DATASET EXTRACT:
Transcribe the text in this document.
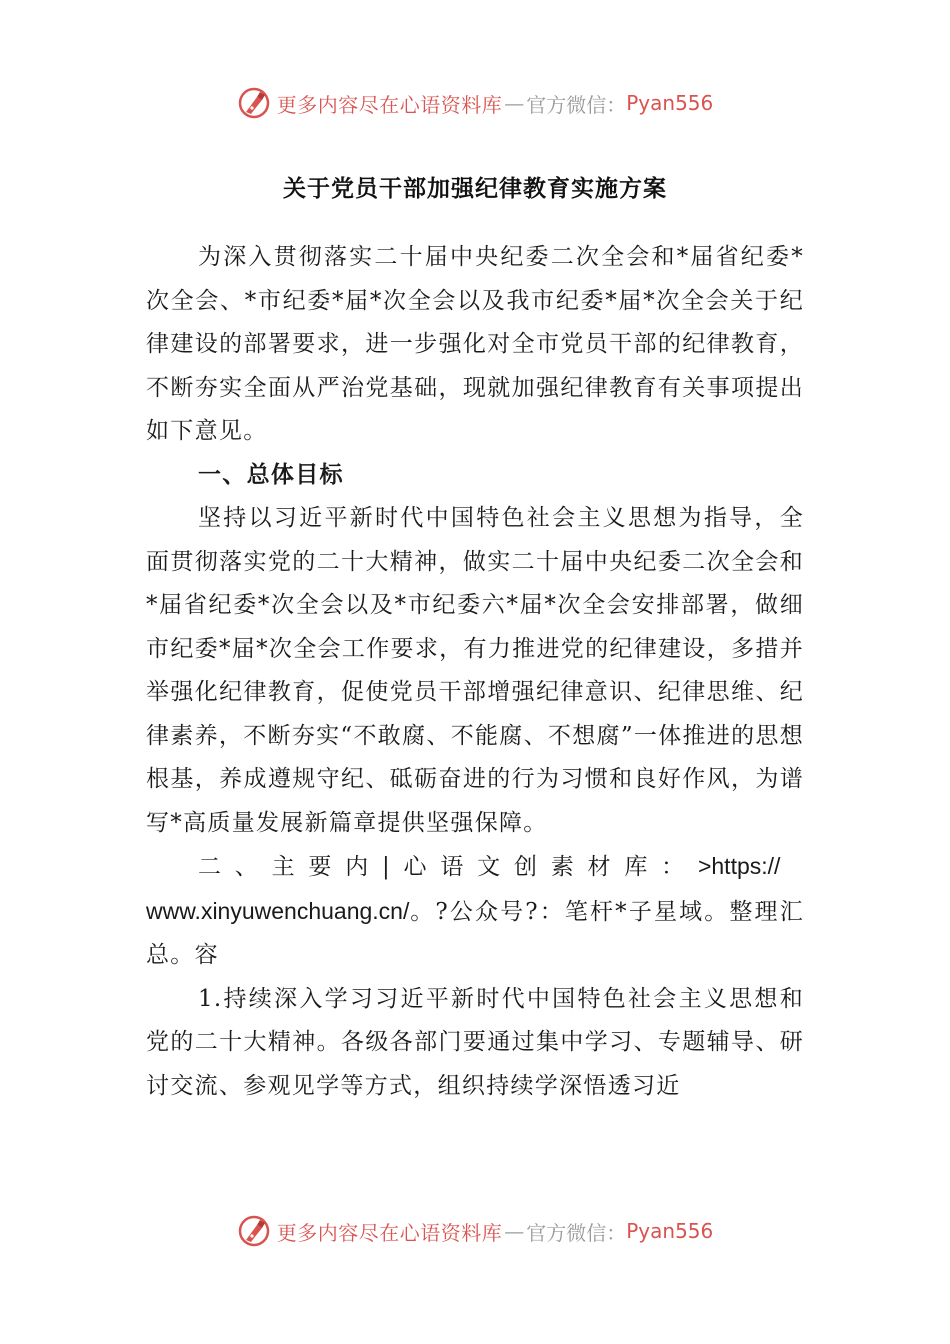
更多内容尽在心语资料库 — 官方微信： Pyan556
关于党员干部加强纪律教育实施方案

为深入贯彻落实二十届中央纪委二次全会和*届省纪委*次全会、*市纪委*届*次全会以及我市纪委*届*次全会关于纪律建设的部署要求，进一步强化对全市党员干部的纪律教育，不断夯实全面从严治党基础，现就加强纪律教育有关事项提出如下意见。

一、总体目标

坚持以习近平新时代中国特色社会主义思想为指导，全面贯彻落实党的二十大精神，做实二十届中央纪委二次全会和*届省纪委*次全会以及*市纪委六*届*次全会安排部署，做细市纪委*届*次全会工作要求，有力推进党的纪律建设，多措并举强化纪律教育，促使党员干部增强纪律意识、纪律思维、纪律素养，不断夯实“不敢腐、不能腐、不想腐”一体推进的思想根基，养成遵规守纪、砥砺奋进的行为习惯和良好作风，为谱写*高质量发展新篇章提供坚强保障。

二、主要内|心语文创素材库：>https://

www.xinyuwenchuang.cn/。?公众号?：笔杆*子星域。整理汇总。容

1.持续深入学习习近平新时代中国特色社会主义思想和党的二十大精神。各级各部门要通过集中学习、专题辅导、研讨交流、参观见学等方式，组织持续学深悟透习近

更多内容尽在心语资料库 — 官方微信： Pyan556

WRITTEN PROBLEM: Write out all the entries word for word, but skip any images.

THE SOLUTION:
Transcribe the text in this document.
更多内容尽在心语资料库 — 官方微信： Pyan556
关于党员干部加强纪律教育实施方案

为深入贯彻落实二十届中央纪委二次全会和*届省纪委*次全会、*市纪委*届*次全会以及我市纪委*届*次全会关于纪律建设的部署要求，进一步强化对全市党员干部的纪律教育，不断夯实全面从严治党基础，现就加强纪律教育有关事项提出如下意见。

一、总体目标

坚持以习近平新时代中国特色社会主义思想为指导，全面贯彻落实党的二十大精神，做实二十届中央纪委二次全会和*届省纪委*次全会以及*市纪委六*届*次全会安排部署，做细市纪委*届*次全会工作要求，有力推进党的纪律建设，多措并举强化纪律教育，促使党员干部增强纪律意识、纪律思维、纪律素养，不断夯实“不敢腐、不能腐、不想腐”一体推进的思想根基，养成遵规守纪、砥砺奋进的行为习惯和良好作风，为谱写*高质量发展新篇章提供坚强保障。

二、主要内|心语文创素材库：>https://

www.xinyuwenchuang.cn/。?公众号?：笔杆*子星域。整理汇总。容

1.持续深入学习习近平新时代中国特色社会主义思想和党的二十大精神。各级各部门要通过集中学习、专题辅导、研讨交流、参观见学等方式，组织持续学深悟透习近

更多内容尽在心语资料库 — 官方微信： Pyan556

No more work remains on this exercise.